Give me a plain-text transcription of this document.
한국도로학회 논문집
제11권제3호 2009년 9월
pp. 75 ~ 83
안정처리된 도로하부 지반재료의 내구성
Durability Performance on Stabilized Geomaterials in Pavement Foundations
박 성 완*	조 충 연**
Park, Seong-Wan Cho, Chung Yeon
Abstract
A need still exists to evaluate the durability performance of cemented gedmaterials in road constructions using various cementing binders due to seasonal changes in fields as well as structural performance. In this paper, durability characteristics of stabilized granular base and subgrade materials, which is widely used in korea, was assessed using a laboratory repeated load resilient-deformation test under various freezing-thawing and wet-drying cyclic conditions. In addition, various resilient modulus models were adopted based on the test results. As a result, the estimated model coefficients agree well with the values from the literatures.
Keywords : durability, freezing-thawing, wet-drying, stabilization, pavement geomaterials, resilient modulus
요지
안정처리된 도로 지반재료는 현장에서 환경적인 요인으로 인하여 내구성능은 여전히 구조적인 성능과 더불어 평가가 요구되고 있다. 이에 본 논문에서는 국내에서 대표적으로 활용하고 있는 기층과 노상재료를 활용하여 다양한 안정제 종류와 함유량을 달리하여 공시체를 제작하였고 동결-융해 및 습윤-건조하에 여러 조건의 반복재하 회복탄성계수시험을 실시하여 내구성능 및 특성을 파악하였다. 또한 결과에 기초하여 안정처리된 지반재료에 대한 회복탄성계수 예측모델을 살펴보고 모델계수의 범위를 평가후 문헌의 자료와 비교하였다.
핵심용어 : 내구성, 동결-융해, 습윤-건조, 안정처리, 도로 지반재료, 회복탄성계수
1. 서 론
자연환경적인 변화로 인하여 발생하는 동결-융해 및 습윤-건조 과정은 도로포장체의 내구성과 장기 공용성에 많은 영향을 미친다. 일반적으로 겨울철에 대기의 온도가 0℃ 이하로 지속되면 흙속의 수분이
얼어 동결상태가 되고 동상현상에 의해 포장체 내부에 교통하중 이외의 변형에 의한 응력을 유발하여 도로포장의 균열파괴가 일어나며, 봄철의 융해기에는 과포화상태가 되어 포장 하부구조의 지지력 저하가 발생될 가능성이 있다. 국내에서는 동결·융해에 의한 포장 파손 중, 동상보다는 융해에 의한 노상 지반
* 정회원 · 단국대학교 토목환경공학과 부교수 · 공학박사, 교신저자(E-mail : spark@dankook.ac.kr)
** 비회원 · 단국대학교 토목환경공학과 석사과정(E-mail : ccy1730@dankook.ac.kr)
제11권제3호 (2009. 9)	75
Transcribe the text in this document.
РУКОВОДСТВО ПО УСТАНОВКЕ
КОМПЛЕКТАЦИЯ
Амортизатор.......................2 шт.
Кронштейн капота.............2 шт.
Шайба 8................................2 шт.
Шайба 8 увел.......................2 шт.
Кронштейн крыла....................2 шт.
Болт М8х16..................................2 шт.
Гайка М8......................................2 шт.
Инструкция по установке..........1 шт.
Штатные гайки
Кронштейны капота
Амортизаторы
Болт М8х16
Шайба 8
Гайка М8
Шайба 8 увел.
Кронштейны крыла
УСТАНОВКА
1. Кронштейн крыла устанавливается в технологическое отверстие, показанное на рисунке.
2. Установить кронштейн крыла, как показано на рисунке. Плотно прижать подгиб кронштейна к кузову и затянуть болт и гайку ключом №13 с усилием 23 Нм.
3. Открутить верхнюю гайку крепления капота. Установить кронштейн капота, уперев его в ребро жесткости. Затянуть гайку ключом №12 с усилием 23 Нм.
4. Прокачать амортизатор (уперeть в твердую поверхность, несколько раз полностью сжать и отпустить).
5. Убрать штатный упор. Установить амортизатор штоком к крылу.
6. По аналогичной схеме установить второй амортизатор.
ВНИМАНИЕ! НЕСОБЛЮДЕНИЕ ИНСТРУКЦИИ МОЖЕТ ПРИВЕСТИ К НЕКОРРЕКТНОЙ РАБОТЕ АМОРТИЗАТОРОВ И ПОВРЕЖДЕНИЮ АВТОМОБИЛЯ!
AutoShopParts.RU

============

> _TASK INSTRUCTIONS_:
Of the lines above, how many contain the string "крыла"? Only the number is required.

> _FINAL RESULT_:
4